| WORK TO BE COMPLETED |
Could you write out every entry exactly as it stands?

━━━━━ SUPPLIED DATA

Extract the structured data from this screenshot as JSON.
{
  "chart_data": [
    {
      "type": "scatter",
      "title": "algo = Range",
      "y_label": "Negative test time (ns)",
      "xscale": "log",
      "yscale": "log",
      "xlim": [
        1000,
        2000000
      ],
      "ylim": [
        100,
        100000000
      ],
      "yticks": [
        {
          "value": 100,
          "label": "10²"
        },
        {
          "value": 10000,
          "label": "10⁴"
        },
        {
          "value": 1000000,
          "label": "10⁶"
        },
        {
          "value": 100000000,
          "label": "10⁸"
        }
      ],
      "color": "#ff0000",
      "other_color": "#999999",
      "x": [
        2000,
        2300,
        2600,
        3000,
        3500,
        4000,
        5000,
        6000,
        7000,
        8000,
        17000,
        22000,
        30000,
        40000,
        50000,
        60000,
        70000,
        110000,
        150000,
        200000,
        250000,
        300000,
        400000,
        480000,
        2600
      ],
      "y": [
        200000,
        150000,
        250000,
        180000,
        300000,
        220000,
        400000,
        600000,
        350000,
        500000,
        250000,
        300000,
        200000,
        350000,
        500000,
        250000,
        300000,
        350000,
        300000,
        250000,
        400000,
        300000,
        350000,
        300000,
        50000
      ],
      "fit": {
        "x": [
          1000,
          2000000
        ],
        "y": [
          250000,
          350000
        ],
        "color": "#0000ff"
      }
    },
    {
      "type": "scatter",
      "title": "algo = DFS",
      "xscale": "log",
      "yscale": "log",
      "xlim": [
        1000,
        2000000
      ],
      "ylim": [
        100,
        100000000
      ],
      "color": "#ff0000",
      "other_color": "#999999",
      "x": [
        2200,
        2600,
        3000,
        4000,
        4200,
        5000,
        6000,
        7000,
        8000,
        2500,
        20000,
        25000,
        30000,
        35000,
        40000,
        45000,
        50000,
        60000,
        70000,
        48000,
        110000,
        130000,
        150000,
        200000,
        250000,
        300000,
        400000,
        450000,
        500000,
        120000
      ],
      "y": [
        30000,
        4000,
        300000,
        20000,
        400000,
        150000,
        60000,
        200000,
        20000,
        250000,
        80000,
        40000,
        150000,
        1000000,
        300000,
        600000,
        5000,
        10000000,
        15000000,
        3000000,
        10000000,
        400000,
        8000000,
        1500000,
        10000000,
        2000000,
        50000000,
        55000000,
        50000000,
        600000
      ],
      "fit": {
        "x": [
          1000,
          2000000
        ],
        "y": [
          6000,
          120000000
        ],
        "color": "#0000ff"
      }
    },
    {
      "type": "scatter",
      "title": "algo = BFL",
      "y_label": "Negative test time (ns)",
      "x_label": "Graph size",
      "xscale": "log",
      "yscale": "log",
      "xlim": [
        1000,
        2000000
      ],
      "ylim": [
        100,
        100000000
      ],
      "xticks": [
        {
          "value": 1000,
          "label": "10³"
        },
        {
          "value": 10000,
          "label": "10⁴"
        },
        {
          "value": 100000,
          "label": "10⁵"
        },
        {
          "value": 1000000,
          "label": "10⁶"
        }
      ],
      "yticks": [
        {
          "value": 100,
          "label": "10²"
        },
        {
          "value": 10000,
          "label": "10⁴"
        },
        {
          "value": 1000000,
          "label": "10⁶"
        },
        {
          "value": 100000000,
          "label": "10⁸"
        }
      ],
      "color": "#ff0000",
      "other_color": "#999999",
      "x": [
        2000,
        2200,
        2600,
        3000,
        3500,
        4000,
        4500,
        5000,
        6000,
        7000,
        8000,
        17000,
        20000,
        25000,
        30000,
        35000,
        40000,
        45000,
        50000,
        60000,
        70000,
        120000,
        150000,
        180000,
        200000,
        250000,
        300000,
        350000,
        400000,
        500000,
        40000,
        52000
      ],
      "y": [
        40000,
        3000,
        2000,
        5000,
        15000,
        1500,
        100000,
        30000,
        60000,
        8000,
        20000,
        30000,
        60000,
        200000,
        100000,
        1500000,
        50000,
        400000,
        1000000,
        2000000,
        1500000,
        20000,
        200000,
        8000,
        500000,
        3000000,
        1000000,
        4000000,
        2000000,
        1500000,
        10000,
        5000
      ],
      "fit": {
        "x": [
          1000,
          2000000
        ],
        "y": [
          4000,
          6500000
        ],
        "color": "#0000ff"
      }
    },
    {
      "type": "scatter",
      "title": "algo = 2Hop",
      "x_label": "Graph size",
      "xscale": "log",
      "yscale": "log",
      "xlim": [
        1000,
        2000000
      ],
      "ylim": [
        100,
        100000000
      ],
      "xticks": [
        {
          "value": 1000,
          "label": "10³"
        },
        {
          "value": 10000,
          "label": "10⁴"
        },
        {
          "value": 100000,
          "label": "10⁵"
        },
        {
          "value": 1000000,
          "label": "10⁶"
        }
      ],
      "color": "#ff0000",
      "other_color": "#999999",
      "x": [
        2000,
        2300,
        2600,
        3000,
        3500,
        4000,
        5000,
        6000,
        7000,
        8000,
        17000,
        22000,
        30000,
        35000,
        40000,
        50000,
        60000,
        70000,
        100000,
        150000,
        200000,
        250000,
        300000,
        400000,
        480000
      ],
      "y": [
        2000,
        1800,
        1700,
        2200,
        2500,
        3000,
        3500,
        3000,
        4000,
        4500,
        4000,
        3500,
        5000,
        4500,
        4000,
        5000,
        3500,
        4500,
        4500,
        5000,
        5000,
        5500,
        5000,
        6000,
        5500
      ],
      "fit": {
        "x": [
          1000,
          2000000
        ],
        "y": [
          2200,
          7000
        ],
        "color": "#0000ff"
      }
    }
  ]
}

━━━━━━━━━━

| TASK RESPONSE |
Extract the structured data from this screenshot as JSON.
{
  "chart_data": [
    {
      "type": "scatter",
      "title": "algo = Range",
      "y_label": "Negative test time (ns)",
      "xscale": "log",
      "yscale": "log",
      "xlim": [
        1000,
        2000000
      ],
      "ylim": [
        100,
        100000000
      ],
      "yticks": [
        {
          "value": 100,
          "label": "10²"
        },
        {
          "value": 10000,
          "label": "10⁴"
        },
        {
          "value": 1000000,
          "label": "10⁶"
        },
        {
          "value": 100000000,
          "label": "10⁸"
        }
      ],
      "color": "#ff0000",
      "other_color": "#999999",
      "x": [
        2000,
        2300,
        2600,
        3000,
        3500,
        4000,
        5000,
        6000,
        7000,
        8000,
        17000,
        22000,
        30000,
        40000,
        50000,
        60000,
        70000,
        110000,
        150000,
        200000,
        250000,
        300000,
        400000,
        480000,
        2600
      ],
      "y": [
        200000,
        150000,
        250000,
        180000,
        300000,
        220000,
        400000,
        600000,
        350000,
        500000,
        250000,
        300000,
        200000,
        350000,
        500000,
        250000,
        300000,
        350000,
        300000,
        250000,
        400000,
        300000,
        350000,
        300000,
        50000
      ],
      "fit": {
        "x": [
          1000,
          2000000
        ],
        "y": [
          250000,
          350000
        ],
        "color": "#0000ff"
      }
    },
    {
      "type": "scatter",
      "title": "algo = DFS",
      "xscale": "log",
      "yscale": "log",
      "xlim": [
        1000,
        2000000
      ],
      "ylim": [
        100,
        100000000
      ],
      "color": "#ff0000",
      "other_color": "#999999",
      "x": [
        2200,
        2600,
        3000,
        4000,
        4200,
        5000,
        6000,
        7000,
        8000,
        2500,
        20000,
        25000,
        30000,
        35000,
        40000,
        45000,
        50000,
        60000,
        70000,
        48000,
        110000,
        130000,
        150000,
        200000,
        250000,
        300000,
        400000,
        450000,
        500000,
        120000
      ],
      "y": [
        30000,
        4000,
        300000,
        20000,
        400000,
        150000,
        60000,
        200000,
        20000,
        250000,
        80000,
        40000,
        150000,
        1000000,
        300000,
        600000,
        5000,
        10000000,
        15000000,
        3000000,
        10000000,
        400000,
        8000000,
        1500000,
        10000000,
        2000000,
        50000000,
        55000000,
        50000000,
        600000
      ],
      "fit": {
        "x": [
          1000,
          2000000
        ],
        "y": [
          6000,
          120000000
        ],
        "color": "#0000ff"
      }
    },
    {
      "type": "scatter",
      "title": "algo = BFL",
      "y_label": "Negative test time (ns)",
      "x_label": "Graph size",
      "xscale": "log",
      "yscale": "log",
      "xlim": [
        1000,
        2000000
      ],
      "ylim": [
        100,
        100000000
      ],
      "xticks": [
        {
          "value": 1000,
          "label": "10³"
        },
        {
          "value": 10000,
          "label": "10⁴"
        },
        {
          "value": 100000,
          "label": "10⁵"
        },
        {
          "value": 1000000,
          "label": "10⁶"
        }
      ],
      "yticks": [
        {
          "value": 100,
          "label": "10²"
        },
        {
          "value": 10000,
          "label": "10⁴"
        },
        {
          "value": 1000000,
          "label": "10⁶"
        },
        {
          "value": 100000000,
          "label": "10⁸"
        }
      ],
      "color": "#ff0000",
      "other_color": "#999999",
      "x": [
        2000,
        2200,
        2600,
        3000,
        3500,
        4000,
        4500,
        5000,
        6000,
        7000,
        8000,
        17000,
        20000,
        25000,
        30000,
        35000,
        40000,
        45000,
        50000,
        60000,
        70000,
        120000,
        150000,
        180000,
        200000,
        250000,
        300000,
        350000,
        400000,
        500000,
        40000,
        52000
      ],
      "y": [
        40000,
        3000,
        2000,
        5000,
        15000,
        1500,
        100000,
        30000,
        60000,
        8000,
        20000,
        30000,
        60000,
        200000,
        100000,
        1500000,
        50000,
        400000,
        1000000,
        2000000,
        1500000,
        20000,
        200000,
        8000,
        500000,
        3000000,
        1000000,
        4000000,
        2000000,
        1500000,
        10000,
        5000
      ],
      "fit": {
        "x": [
          1000,
          2000000
        ],
        "y": [
          4000,
          6500000
        ],
        "color": "#0000ff"
      }
    },
    {
      "type": "scatter",
      "title": "algo = 2Hop",
      "x_label": "Graph size",
      "xscale": "log",
      "yscale": "log",
      "xlim": [
        1000,
        2000000
      ],
      "ylim": [
        100,
        100000000
      ],
      "xticks": [
        {
          "value": 1000,
          "label": "10³"
        },
        {
          "value": 10000,
          "label": "10⁴"
        },
        {
          "value": 100000,
          "label": "10⁵"
        },
        {
          "value": 1000000,
          "label": "10⁶"
        }
      ],
      "color": "#ff0000",
      "other_color": "#999999",
      "x": [
        2000,
        2300,
        2600,
        3000,
        3500,
        4000,
        5000,
        6000,
        7000,
        8000,
        17000,
        22000,
        30000,
        35000,
        40000,
        50000,
        60000,
        70000,
        100000,
        150000,
        200000,
        250000,
        300000,
        400000,
        480000
      ],
      "y": [
        2000,
        1800,
        1700,
        2200,
        2500,
        3000,
        3500,
        3000,
        4000,
        4500,
        4000,
        3500,
        5000,
        4500,
        4000,
        5000,
        3500,
        4500,
        4500,
        5000,
        5000,
        5500,
        5000,
        6000,
        5500
      ],
      "fit": {
        "x": [
          1000,
          2000000
        ],
        "y": [
          2200,
          7000
        ],
        "color": "#0000ff"
      }
    }
  ]
}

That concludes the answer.